## START Material to process

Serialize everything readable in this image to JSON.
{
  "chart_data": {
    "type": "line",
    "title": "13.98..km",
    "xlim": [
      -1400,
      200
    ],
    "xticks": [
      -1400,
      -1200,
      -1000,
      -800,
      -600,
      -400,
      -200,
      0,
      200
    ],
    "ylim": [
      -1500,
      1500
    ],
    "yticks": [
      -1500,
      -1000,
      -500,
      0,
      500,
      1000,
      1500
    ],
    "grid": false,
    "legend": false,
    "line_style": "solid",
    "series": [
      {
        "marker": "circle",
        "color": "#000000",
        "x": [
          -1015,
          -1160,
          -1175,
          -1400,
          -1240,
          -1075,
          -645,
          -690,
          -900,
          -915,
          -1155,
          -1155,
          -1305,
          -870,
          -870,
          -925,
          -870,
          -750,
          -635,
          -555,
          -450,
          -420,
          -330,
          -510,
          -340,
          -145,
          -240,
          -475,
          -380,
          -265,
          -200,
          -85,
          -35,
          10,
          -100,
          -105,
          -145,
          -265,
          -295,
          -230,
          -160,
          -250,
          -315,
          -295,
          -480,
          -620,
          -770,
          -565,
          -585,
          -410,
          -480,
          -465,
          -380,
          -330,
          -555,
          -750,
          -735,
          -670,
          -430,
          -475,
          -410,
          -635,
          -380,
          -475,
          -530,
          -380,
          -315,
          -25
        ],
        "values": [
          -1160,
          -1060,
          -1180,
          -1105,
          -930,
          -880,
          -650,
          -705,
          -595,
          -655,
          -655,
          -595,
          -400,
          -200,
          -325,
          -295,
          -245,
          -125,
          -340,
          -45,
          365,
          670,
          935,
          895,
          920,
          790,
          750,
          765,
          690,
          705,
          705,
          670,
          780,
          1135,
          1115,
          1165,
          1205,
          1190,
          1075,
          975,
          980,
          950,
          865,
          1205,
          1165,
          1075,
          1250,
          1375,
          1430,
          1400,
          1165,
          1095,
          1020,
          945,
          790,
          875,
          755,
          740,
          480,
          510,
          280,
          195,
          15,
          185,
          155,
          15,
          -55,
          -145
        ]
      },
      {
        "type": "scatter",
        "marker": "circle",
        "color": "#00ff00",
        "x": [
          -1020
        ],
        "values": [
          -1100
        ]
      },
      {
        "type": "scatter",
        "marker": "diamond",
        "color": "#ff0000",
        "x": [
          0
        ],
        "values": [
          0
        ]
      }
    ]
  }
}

## END Material to process

__Exercise goal__: Restate each record word for word.

__Reply__:
Serialize everything readable in this image to JSON.
{
  "chart_data": {
    "type": "line",
    "title": "13.98..km",
    "xlim": [
      -1400,
      200
    ],
    "xticks": [
      -1400,
      -1200,
      -1000,
      -800,
      -600,
      -400,
      -200,
      0,
      200
    ],
    "ylim": [
      -1500,
      1500
    ],
    "yticks": [
      -1500,
      -1000,
      -500,
      0,
      500,
      1000,
      1500
    ],
    "grid": false,
    "legend": false,
    "line_style": "solid",
    "series": [
      {
        "marker": "circle",
        "color": "#000000",
        "x": [
          -1015,
          -1160,
          -1175,
          -1400,
          -1240,
          -1075,
          -645,
          -690,
          -900,
          -915,
          -1155,
          -1155,
          -1305,
          -870,
          -870,
          -925,
          -870,
          -750,
          -635,
          -555,
          -450,
          -420,
          -330,
          -510,
          -340,
          -145,
          -240,
          -475,
          -380,
          -265,
          -200,
          -85,
          -35,
          10,
          -100,
          -105,
          -145,
          -265,
          -295,
          -230,
          -160,
          -250,
          -315,
          -295,
          -480,
          -620,
          -770,
          -565,
          -585,
          -410,
          -480,
          -465,
          -380,
          -330,
          -555,
          -750,
          -735,
          -670,
          -430,
          -475,
          -410,
          -635,
          -380,
          -475,
          -530,
          -380,
          -315,
          -25
        ],
        "values": [
          -1160,
          -1060,
          -1180,
          -1105,
          -930,
          -880,
          -650,
          -705,
          -595,
          -655,
          -655,
          -595,
          -400,
          -200,
          -325,
          -295,
          -245,
          -125,
          -340,
          -45,
          365,
          670,
          935,
          895,
          920,
          790,
          750,
          765,
          690,
          705,
          705,
          670,
          780,
          1135,
          1115,
          1165,
          1205,
          1190,
          1075,
          975,
          980,
          950,
          865,
          1205,
          1165,
          1075,
          1250,
          1375,
          1430,
          1400,
          1165,
          1095,
          1020,
          945,
          790,
          875,
          755,
          740,
          480,
          510,
          280,
          195,
          15,
          185,
          155,
          15,
          -55,
          -145
        ]
      },
      {
        "type": "scatter",
        "marker": "circle",
        "color": "#00ff00",
        "x": [
          -1020
        ],
        "values": [
          -1100
        ]
      },
      {
        "type": "scatter",
        "marker": "diamond",
        "color": "#ff0000",
        "x": [
          0
        ],
        "values": [
          0
        ]
      }
    ]
  }
}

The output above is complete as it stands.